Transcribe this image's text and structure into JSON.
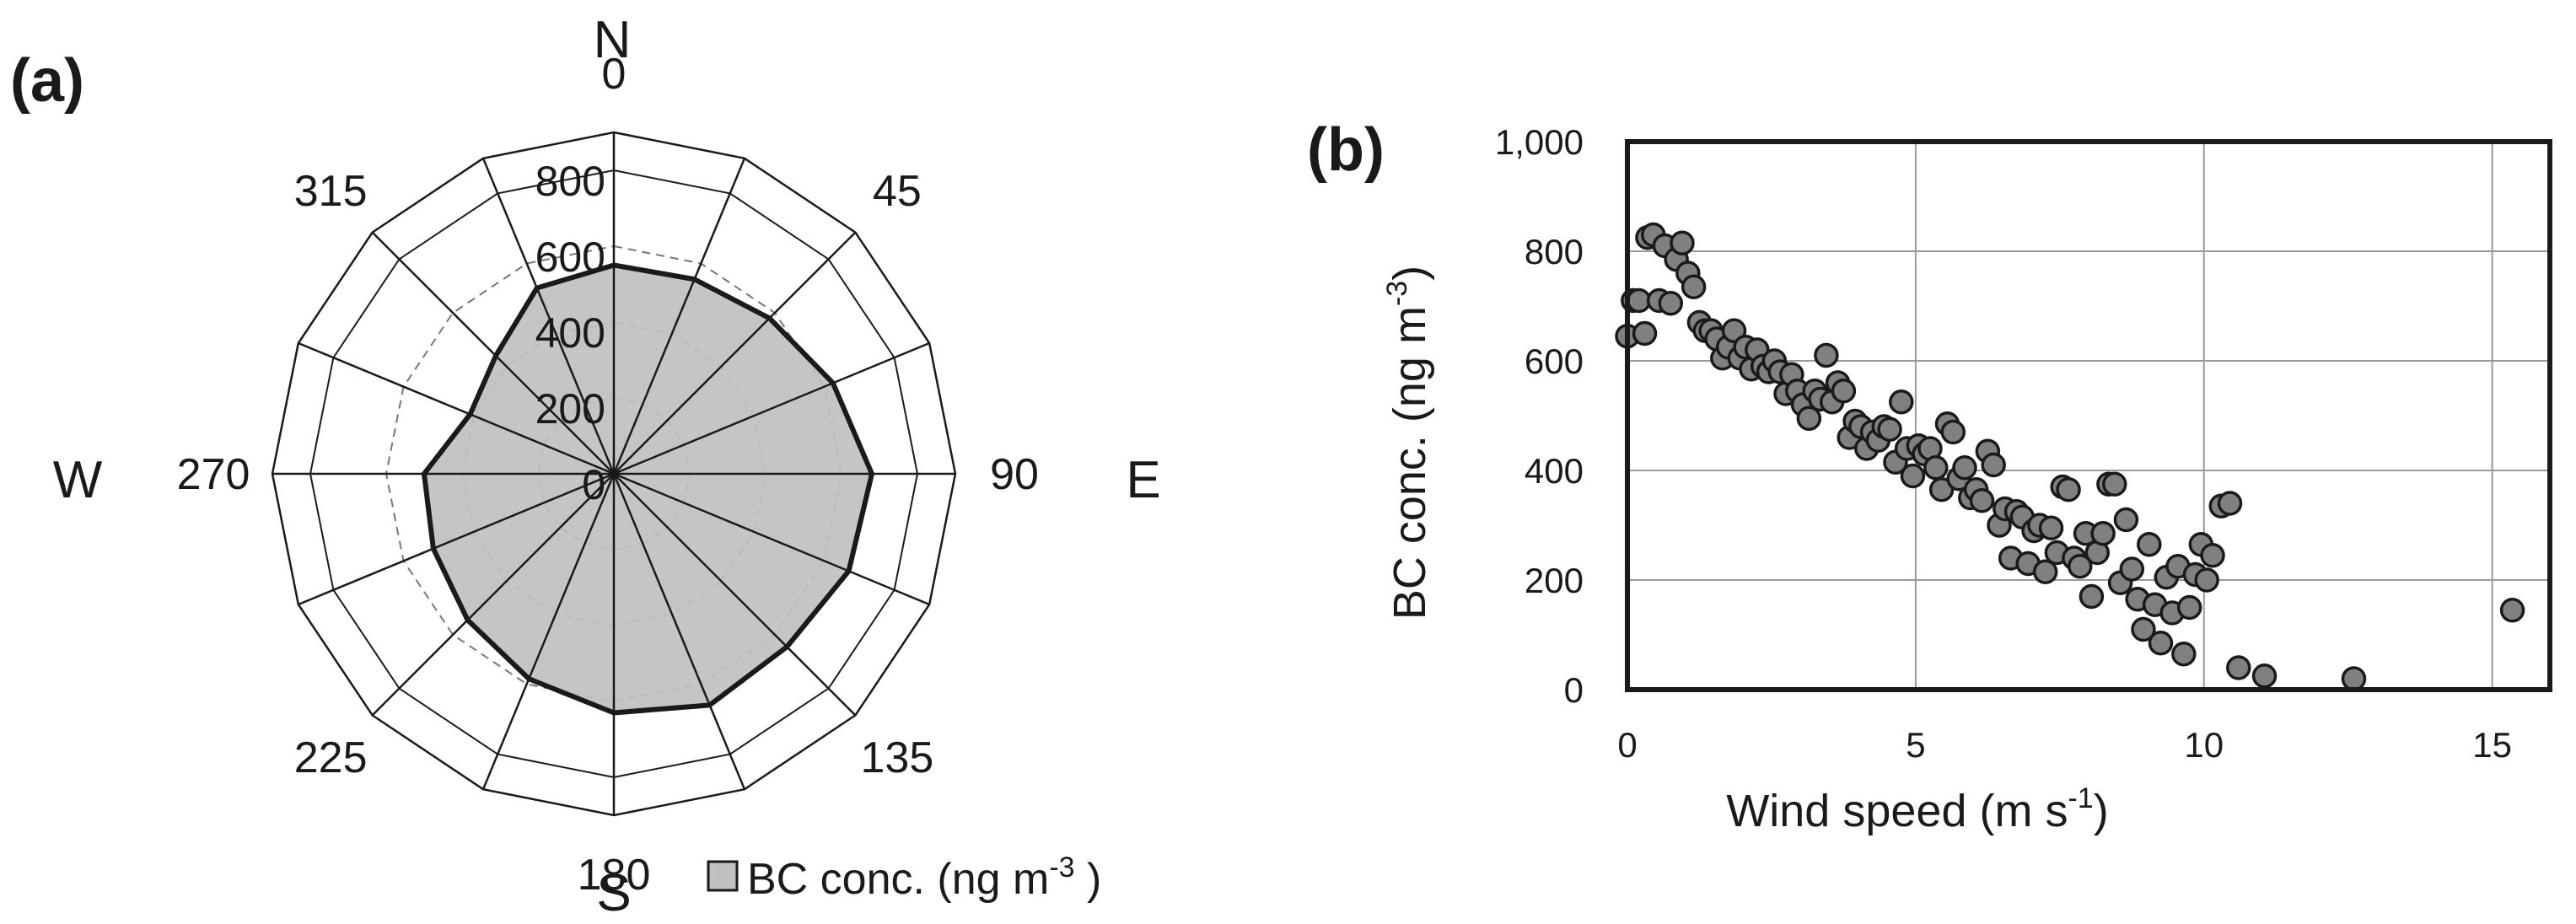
{
  "chart_data": [
    {
      "type": "radar",
      "panel_label": "(a)",
      "compass": {
        "north": "N",
        "east": "E",
        "south": "S",
        "west": "W"
      },
      "direction_tick_labels": [
        "0",
        "45",
        "90",
        "135",
        "180",
        "225",
        "270",
        "315"
      ],
      "direction_tick_degrees": [
        0,
        45,
        90,
        135,
        180,
        225,
        270,
        315
      ],
      "radial_tick_labels": [
        "0",
        "200",
        "400",
        "600",
        "800"
      ],
      "radial_tick_values": [
        0,
        200,
        400,
        600,
        800
      ],
      "rlim": [
        0,
        800
      ],
      "n_sectors": 16,
      "legend": {
        "label": "BC conc. (ng m",
        "superscript": "-3",
        "suffix": " )",
        "color": "#c0c0c0"
      },
      "series": [
        {
          "name": "BC conc. (ng m-3 )",
          "directions_deg": [
            0,
            22.5,
            45,
            67.5,
            90,
            112.5,
            135,
            157.5,
            180,
            202.5,
            225,
            247.5,
            270,
            292.5,
            315,
            337.5
          ],
          "values": [
            550,
            555,
            580,
            625,
            680,
            670,
            645,
            660,
            630,
            585,
            545,
            515,
            500,
            410,
            440,
            530
          ]
        }
      ]
    },
    {
      "type": "scatter",
      "panel_label": "(b)",
      "xlabel": "Wind speed (m s",
      "xlabel_sup": "-1",
      "xlabel_suffix": ")",
      "ylabel": "BC conc.  (ng m",
      "ylabel_sup": "-3",
      "ylabel_suffix": ")",
      "xlim": [
        0,
        16
      ],
      "ylim": [
        0,
        1000
      ],
      "xticks": [
        0,
        5,
        10,
        15
      ],
      "xtick_labels": [
        "0",
        "5",
        "10",
        "15"
      ],
      "yticks": [
        0,
        200,
        400,
        600,
        800,
        1000
      ],
      "ytick_labels": [
        "0",
        "200",
        "400",
        "600",
        "800",
        "1,000"
      ],
      "grid": true,
      "point_color": "#808080",
      "points": [
        [
          0.0,
          645
        ],
        [
          0.1,
          710
        ],
        [
          0.2,
          710
        ],
        [
          0.3,
          650
        ],
        [
          0.35,
          825
        ],
        [
          0.45,
          830
        ],
        [
          0.55,
          710
        ],
        [
          0.65,
          810
        ],
        [
          0.75,
          705
        ],
        [
          0.85,
          785
        ],
        [
          0.95,
          815
        ],
        [
          1.05,
          760
        ],
        [
          1.15,
          735
        ],
        [
          1.25,
          670
        ],
        [
          1.35,
          655
        ],
        [
          1.45,
          655
        ],
        [
          1.55,
          640
        ],
        [
          1.65,
          605
        ],
        [
          1.75,
          625
        ],
        [
          1.85,
          655
        ],
        [
          1.95,
          605
        ],
        [
          2.05,
          625
        ],
        [
          2.15,
          585
        ],
        [
          2.25,
          620
        ],
        [
          2.35,
          590
        ],
        [
          2.45,
          580
        ],
        [
          2.55,
          600
        ],
        [
          2.65,
          580
        ],
        [
          2.75,
          540
        ],
        [
          2.85,
          575
        ],
        [
          2.95,
          545
        ],
        [
          3.05,
          520
        ],
        [
          3.15,
          495
        ],
        [
          3.25,
          545
        ],
        [
          3.35,
          530
        ],
        [
          3.45,
          610
        ],
        [
          3.55,
          525
        ],
        [
          3.65,
          560
        ],
        [
          3.75,
          545
        ],
        [
          3.85,
          460
        ],
        [
          3.95,
          490
        ],
        [
          4.05,
          480
        ],
        [
          4.15,
          440
        ],
        [
          4.25,
          470
        ],
        [
          4.35,
          455
        ],
        [
          4.45,
          480
        ],
        [
          4.55,
          475
        ],
        [
          4.65,
          415
        ],
        [
          4.75,
          525
        ],
        [
          4.85,
          440
        ],
        [
          4.95,
          390
        ],
        [
          5.05,
          445
        ],
        [
          5.15,
          430
        ],
        [
          5.25,
          440
        ],
        [
          5.35,
          405
        ],
        [
          5.45,
          365
        ],
        [
          5.55,
          485
        ],
        [
          5.65,
          470
        ],
        [
          5.75,
          385
        ],
        [
          5.85,
          405
        ],
        [
          5.95,
          350
        ],
        [
          6.05,
          365
        ],
        [
          6.15,
          345
        ],
        [
          6.25,
          435
        ],
        [
          6.35,
          410
        ],
        [
          6.45,
          300
        ],
        [
          6.55,
          330
        ],
        [
          6.65,
          240
        ],
        [
          6.75,
          325
        ],
        [
          6.85,
          315
        ],
        [
          6.95,
          230
        ],
        [
          7.05,
          290
        ],
        [
          7.15,
          300
        ],
        [
          7.25,
          215
        ],
        [
          7.35,
          295
        ],
        [
          7.45,
          250
        ],
        [
          7.55,
          370
        ],
        [
          7.65,
          365
        ],
        [
          7.75,
          240
        ],
        [
          7.85,
          225
        ],
        [
          7.95,
          285
        ],
        [
          8.05,
          170
        ],
        [
          8.15,
          250
        ],
        [
          8.25,
          285
        ],
        [
          8.35,
          375
        ],
        [
          8.45,
          375
        ],
        [
          8.55,
          195
        ],
        [
          8.65,
          310
        ],
        [
          8.75,
          220
        ],
        [
          8.85,
          165
        ],
        [
          8.95,
          110
        ],
        [
          9.05,
          265
        ],
        [
          9.15,
          155
        ],
        [
          9.25,
          85
        ],
        [
          9.35,
          205
        ],
        [
          9.45,
          140
        ],
        [
          9.55,
          225
        ],
        [
          9.65,
          65
        ],
        [
          9.75,
          150
        ],
        [
          9.85,
          210
        ],
        [
          9.95,
          265
        ],
        [
          10.05,
          200
        ],
        [
          10.15,
          245
        ],
        [
          10.3,
          335
        ],
        [
          10.45,
          340
        ],
        [
          10.6,
          40
        ],
        [
          11.05,
          25
        ],
        [
          12.6,
          20
        ],
        [
          15.35,
          145
        ]
      ]
    }
  ]
}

+-------+

▸ What is expected: Exactly how many lines contain "conc"? State the number and nothing else.

▸ Exercise response: 3